Extracted data:
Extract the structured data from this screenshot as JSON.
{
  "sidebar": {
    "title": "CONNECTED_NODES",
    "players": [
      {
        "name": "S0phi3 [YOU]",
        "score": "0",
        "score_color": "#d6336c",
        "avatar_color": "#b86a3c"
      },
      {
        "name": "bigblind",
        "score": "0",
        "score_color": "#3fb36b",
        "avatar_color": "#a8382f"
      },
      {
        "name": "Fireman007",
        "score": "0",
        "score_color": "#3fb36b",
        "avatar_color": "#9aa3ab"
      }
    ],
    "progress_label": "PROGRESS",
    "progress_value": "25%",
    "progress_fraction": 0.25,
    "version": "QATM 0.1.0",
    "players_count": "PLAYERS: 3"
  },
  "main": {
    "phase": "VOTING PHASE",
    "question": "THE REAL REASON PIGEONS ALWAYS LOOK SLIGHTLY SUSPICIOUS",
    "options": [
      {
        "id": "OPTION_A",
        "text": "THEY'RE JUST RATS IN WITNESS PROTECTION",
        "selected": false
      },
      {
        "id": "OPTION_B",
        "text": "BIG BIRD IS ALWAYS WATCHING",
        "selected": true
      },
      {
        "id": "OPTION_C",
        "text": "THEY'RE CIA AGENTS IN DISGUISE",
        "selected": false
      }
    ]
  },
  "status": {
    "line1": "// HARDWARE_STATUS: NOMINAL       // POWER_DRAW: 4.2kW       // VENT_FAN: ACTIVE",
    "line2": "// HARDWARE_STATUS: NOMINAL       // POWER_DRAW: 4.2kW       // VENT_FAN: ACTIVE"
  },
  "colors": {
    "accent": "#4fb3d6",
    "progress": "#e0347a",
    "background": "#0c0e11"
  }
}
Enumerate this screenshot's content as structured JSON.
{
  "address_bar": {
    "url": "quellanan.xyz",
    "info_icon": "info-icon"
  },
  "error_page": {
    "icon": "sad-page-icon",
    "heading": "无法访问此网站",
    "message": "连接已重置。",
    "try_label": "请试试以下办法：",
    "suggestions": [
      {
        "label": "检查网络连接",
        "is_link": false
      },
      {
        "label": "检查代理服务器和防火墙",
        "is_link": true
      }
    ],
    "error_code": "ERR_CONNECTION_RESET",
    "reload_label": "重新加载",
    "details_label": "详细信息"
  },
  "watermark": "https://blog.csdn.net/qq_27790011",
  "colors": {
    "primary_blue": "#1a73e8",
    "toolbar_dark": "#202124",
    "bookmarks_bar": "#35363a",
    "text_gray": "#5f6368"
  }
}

Your task: What count of lines in the listing contain the word "name"? Reply with the number only.

Output: 3